Objective »
In the column on recalls and precinct caucuses, on what date is the Wisconsin recall election held?

Tuesday, May 29, 2012

THE PRAIRIE EDITOR: Recalls, Precinct Caucuses And Other Forms of Political Mischief

In a few days, Wisconsin is going to have its second recall vote within a year.
On June 5, Governor Scott Walker and four Republican state senators are
being challenged in a recall election using a provision peculiar to the Badger
State and a few other states. If we can believe latest polls, all the incumbents
will be reaffirmed in their offices, and an attempt by disgruntled Wisconsin
union members to veto Mr. Walker's historic defeat of the state employees
union in concert with the Republican legislature, will fail. Of course, the
votes have not yet been cast and tallied, so supporters of Mr. Walker and
his colleagues cannot take anything for granted (one of the senate recall
races, furthermore, is relatively close).

The recall campaign has not gone well. The unions' own gubernatorial
candidate lost to Democratic Milwaukee Mayor Tom Barrett (who was
defeated by Walker in the most recent general election) in the primary.
Many of Governor Walker's reforms are already producing positive results,
and the Walker campaign is understandably not shy about touting his
successes. Many Wisconsin voters, including Democrats and independents
still not enthusiastic about the governor, are getting tired of these recalls and
the activity associated with them. Republicans have labeled some of this
activity outright "thuggery."

Beyond the specifics in this Wisconsin recall, there is the general principle
of allowing a minority of voters to put a whole state, or even a senate
district, through an expensive and disruptive recall election of an official
so soon after that official was properly elected in a regular election. Most
terms of office are either for only two or four years. Why would it be
good public policy to change these constitutionally determined terms
simply because a group of voters who did not have a majority are unhappy?

In nearby Minnesota, another peculiar election structure has intruded itself
into the 2012 elections. At the Republican state convention, Ron Paul
supporters elected enough delegates for Paul to send to the GOP national
convention twice as many or more than Rick Santorum who won the
non-binding Minnesota primary earlier in the year. The Paul state convention
delegates were selected at precinct caucuses around the state, caucuses that
usually have 1-3% of a political party's voters participate. Thus, fringe or
weaker candidates have often been endorsed in both Democratic and
Republican conventions, and then were subsequently defeated in the state
primary or the general election.. The most recent example of this was the
current Democratic (called the DFL in Minnesota) Governor Mark Dayton who
defeated the DFL-endorsed gubernatorial candidate in the 2010 DFL primary,
and went on to be elected. (Governor Dayton, to his credit, had long opposed
the precinct caucus system in Minnesota.) For almost 40 years, the precinct
caucus system has enabled fringe interest groups, none of whom could muster
a majority in their own right, often to sabotage, in effect, the two major political
parties at election time.

Data lines »
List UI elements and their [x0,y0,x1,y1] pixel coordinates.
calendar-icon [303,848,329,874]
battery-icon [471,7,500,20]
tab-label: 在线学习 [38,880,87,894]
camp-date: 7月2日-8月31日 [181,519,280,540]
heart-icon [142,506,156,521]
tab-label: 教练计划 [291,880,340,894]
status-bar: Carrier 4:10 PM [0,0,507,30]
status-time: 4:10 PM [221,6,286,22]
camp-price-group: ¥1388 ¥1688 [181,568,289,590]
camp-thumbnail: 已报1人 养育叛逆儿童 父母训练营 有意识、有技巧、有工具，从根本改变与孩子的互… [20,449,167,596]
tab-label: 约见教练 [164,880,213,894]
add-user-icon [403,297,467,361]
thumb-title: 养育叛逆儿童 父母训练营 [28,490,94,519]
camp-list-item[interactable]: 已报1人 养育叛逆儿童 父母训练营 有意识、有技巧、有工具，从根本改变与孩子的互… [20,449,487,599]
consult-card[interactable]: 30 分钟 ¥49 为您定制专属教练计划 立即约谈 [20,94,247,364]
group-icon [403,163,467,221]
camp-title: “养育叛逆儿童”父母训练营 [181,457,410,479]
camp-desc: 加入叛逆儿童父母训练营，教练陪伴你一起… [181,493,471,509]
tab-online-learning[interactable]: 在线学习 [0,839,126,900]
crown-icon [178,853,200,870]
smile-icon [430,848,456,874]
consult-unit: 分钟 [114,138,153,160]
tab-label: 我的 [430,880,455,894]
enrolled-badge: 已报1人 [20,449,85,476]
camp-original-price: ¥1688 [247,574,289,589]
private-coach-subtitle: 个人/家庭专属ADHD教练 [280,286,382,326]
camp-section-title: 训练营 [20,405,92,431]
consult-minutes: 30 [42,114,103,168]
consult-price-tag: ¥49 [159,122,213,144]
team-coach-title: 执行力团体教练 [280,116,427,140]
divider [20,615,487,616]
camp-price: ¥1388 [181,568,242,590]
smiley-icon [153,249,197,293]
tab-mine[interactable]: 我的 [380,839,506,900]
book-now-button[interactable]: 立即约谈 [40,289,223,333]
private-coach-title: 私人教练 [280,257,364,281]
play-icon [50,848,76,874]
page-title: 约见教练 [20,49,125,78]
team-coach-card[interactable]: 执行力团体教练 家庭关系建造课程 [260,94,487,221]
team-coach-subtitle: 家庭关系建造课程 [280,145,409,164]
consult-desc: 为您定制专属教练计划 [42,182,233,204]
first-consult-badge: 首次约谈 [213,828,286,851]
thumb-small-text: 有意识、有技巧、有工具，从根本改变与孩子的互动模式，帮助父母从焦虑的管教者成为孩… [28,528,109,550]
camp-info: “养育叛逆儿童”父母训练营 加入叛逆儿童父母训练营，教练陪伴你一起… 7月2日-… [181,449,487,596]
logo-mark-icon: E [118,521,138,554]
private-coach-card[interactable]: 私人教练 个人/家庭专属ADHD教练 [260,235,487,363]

Task answer »
June 5